Filter the records below and copy every line containing the word "label".

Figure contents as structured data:
______
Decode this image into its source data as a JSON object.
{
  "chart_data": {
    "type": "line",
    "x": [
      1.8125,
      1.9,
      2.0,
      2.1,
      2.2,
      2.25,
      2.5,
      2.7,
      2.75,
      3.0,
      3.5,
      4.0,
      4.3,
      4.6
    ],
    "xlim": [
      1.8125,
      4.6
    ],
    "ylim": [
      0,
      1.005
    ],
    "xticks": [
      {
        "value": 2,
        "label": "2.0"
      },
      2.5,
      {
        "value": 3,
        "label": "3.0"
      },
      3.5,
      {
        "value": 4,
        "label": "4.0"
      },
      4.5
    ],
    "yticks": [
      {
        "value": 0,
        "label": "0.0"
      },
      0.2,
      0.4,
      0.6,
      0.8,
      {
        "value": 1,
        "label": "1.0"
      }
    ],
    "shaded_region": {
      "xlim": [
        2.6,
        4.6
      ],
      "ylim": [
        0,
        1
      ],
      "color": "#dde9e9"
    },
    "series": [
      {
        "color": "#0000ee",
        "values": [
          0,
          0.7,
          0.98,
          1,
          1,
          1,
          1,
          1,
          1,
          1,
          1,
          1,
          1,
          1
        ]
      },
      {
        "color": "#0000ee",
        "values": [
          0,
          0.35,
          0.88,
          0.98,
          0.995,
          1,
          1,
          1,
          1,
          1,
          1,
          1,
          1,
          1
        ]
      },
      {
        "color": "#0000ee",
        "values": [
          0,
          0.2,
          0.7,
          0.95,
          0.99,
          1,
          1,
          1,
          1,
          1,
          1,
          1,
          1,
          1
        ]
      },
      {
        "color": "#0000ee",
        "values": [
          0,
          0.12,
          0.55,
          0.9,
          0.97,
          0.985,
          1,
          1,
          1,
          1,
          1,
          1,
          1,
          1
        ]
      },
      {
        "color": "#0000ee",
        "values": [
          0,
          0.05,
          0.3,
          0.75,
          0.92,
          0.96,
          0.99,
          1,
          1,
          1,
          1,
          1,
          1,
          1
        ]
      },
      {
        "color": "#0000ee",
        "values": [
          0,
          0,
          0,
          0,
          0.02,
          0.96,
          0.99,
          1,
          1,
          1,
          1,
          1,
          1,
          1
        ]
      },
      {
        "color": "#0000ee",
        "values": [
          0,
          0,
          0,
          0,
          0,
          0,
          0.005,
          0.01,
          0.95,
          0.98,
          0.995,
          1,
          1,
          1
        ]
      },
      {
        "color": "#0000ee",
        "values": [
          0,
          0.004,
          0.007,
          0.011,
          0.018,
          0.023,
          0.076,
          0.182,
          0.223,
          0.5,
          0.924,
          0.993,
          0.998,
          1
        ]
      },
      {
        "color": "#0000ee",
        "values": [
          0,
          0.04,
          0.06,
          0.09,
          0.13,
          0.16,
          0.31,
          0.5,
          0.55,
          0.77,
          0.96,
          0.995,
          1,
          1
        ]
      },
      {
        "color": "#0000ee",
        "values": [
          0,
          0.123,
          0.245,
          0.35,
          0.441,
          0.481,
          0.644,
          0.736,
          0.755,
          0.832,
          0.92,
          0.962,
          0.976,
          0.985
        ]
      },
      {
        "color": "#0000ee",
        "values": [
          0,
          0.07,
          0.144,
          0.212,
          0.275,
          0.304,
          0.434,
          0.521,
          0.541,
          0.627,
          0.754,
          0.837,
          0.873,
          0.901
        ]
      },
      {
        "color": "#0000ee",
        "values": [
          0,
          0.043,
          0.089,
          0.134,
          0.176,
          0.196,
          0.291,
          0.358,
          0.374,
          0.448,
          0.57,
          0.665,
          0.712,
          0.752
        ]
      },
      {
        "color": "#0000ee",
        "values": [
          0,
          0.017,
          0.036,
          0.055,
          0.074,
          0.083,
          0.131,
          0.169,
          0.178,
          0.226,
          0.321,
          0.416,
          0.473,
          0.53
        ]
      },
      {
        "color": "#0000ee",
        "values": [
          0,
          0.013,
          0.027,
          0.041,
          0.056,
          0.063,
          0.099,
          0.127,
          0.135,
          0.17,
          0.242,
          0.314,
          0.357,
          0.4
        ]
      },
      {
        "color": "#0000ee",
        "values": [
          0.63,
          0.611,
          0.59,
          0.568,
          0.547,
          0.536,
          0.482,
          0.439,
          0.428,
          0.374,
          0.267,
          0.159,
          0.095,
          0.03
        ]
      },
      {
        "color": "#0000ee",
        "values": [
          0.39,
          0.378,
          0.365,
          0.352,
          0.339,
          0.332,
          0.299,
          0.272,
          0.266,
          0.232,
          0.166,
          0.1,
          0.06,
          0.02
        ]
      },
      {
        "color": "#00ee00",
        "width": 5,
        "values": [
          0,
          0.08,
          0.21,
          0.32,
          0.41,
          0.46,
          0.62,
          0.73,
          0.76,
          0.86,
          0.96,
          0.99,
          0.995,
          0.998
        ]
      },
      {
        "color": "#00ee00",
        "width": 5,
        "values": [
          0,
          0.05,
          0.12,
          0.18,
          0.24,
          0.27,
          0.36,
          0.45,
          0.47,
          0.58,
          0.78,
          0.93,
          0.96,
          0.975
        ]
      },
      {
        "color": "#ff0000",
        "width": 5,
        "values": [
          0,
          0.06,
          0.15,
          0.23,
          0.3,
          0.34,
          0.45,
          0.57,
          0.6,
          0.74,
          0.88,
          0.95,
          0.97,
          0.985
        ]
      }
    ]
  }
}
______
▸ **Answer to the exercise**
        "label": "2.0"
        "label": "3.0"
        "label": "4.0"
        "label": "0.0"
        "label": "1.0"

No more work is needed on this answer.